[Directions] For the data below, work out how many lines contain the word "this" and supply only that number.

[Supplied material]
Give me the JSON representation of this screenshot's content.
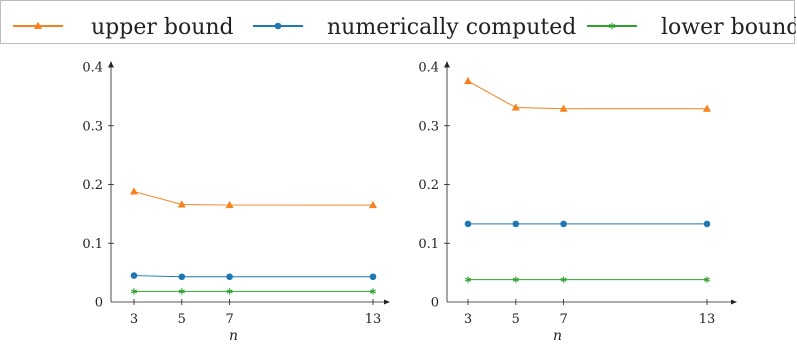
{
  "legend": [
    {
      "label": "upper bound",
      "color": "#f5821f",
      "marker": "triangle"
    },
    {
      "label": "numerically computed",
      "color": "#1f77b4",
      "marker": "circle"
    },
    {
      "label": "lower bound",
      "color": "#2ca02c",
      "marker": "star"
    }
  ],
  "chart_data": [
    {
      "type": "line",
      "x": [
        3,
        5,
        7,
        13
      ],
      "xlabel": "n",
      "ylim": [
        0,
        0.4
      ],
      "yticks": [
        0,
        0.1,
        0.2,
        0.3,
        0.4
      ],
      "ytick_labels": [
        "0",
        "0.1",
        "0.2",
        "0.3",
        "0.4"
      ],
      "grid": false,
      "series": [
        {
          "name": "upper bound",
          "values": [
            0.188,
            0.166,
            0.165,
            0.165
          ],
          "color": "#f5821f",
          "marker": "triangle"
        },
        {
          "name": "numerically computed",
          "values": [
            0.045,
            0.043,
            0.043,
            0.043
          ],
          "color": "#1f77b4",
          "marker": "circle"
        },
        {
          "name": "lower bound",
          "values": [
            0.018,
            0.018,
            0.018,
            0.018
          ],
          "color": "#2ca02c",
          "marker": "star"
        }
      ]
    },
    {
      "type": "line",
      "x": [
        3,
        5,
        7,
        13
      ],
      "xlabel": "n",
      "ylim": [
        0,
        0.4
      ],
      "yticks": [
        0,
        0.1,
        0.2,
        0.3,
        0.4
      ],
      "ytick_labels": [
        "0",
        "0.1",
        "0.2",
        "0.3",
        "0.4"
      ],
      "grid": false,
      "series": [
        {
          "name": "upper bound",
          "values": [
            0.376,
            0.331,
            0.329,
            0.329
          ],
          "color": "#f5821f",
          "marker": "triangle"
        },
        {
          "name": "numerically computed",
          "values": [
            0.133,
            0.133,
            0.133,
            0.133
          ],
          "color": "#1f77b4",
          "marker": "circle"
        },
        {
          "name": "lower bound",
          "values": [
            0.038,
            0.038,
            0.038,
            0.038
          ],
          "color": "#2ca02c",
          "marker": "star"
        }
      ]
    }
  ]
}
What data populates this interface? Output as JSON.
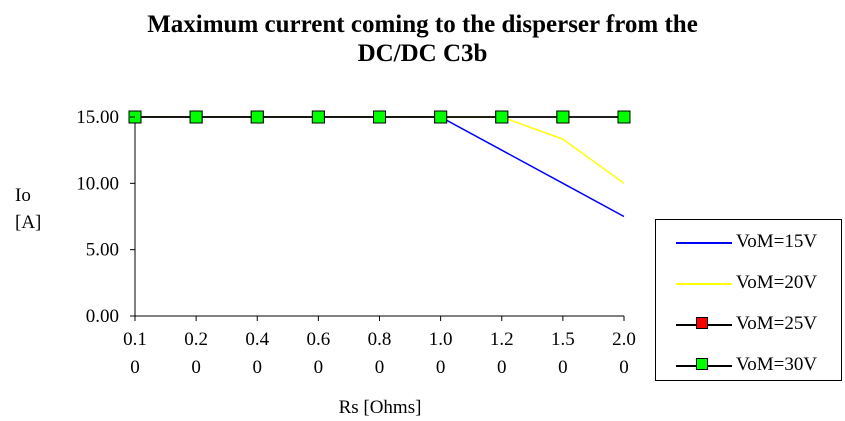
{
  "chart_data": {
    "type": "line",
    "title_lines": [
      "Maximum current coming to the disperser from the",
      "DC/DC C3b"
    ],
    "xlabel": "Rs [Ohms]",
    "ylabel_lines": [
      "Io",
      "[A]"
    ],
    "categories": [
      [
        "0.1",
        "0"
      ],
      [
        "0.2",
        "0"
      ],
      [
        "0.4",
        "0"
      ],
      [
        "0.6",
        "0"
      ],
      [
        "0.8",
        "0"
      ],
      [
        "1.0",
        "0"
      ],
      [
        "1.2",
        "0"
      ],
      [
        "1.5",
        "0"
      ],
      [
        "2.0",
        "0"
      ]
    ],
    "x": [
      0.1,
      0.2,
      0.4,
      0.6,
      0.8,
      1.0,
      1.2,
      1.5,
      2.0
    ],
    "y_ticks": [
      "0.00",
      "5.00",
      "10.00",
      "15.00"
    ],
    "ylim": [
      0,
      15
    ],
    "grid": false,
    "legend_position": "right",
    "series": [
      {
        "name": "VoM=15V",
        "color": "#0000ff",
        "marker": "none",
        "values": [
          15,
          15,
          15,
          15,
          15,
          15,
          12.5,
          10,
          7.5
        ]
      },
      {
        "name": "VoM=20V",
        "color": "#ffff00",
        "marker": "none",
        "values": [
          15,
          15,
          15,
          15,
          15,
          15,
          15,
          13.33,
          10
        ]
      },
      {
        "name": "VoM=25V",
        "color": "#000000",
        "marker": "square",
        "marker_color": "#ff0000",
        "values": [
          15,
          15,
          15,
          15,
          15,
          15,
          15,
          15,
          15
        ]
      },
      {
        "name": "VoM=30V",
        "color": "#000000",
        "marker": "square",
        "marker_color": "#00ff00",
        "values": [
          15,
          15,
          15,
          15,
          15,
          15,
          15,
          15,
          15
        ]
      }
    ]
  }
}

[Result] 2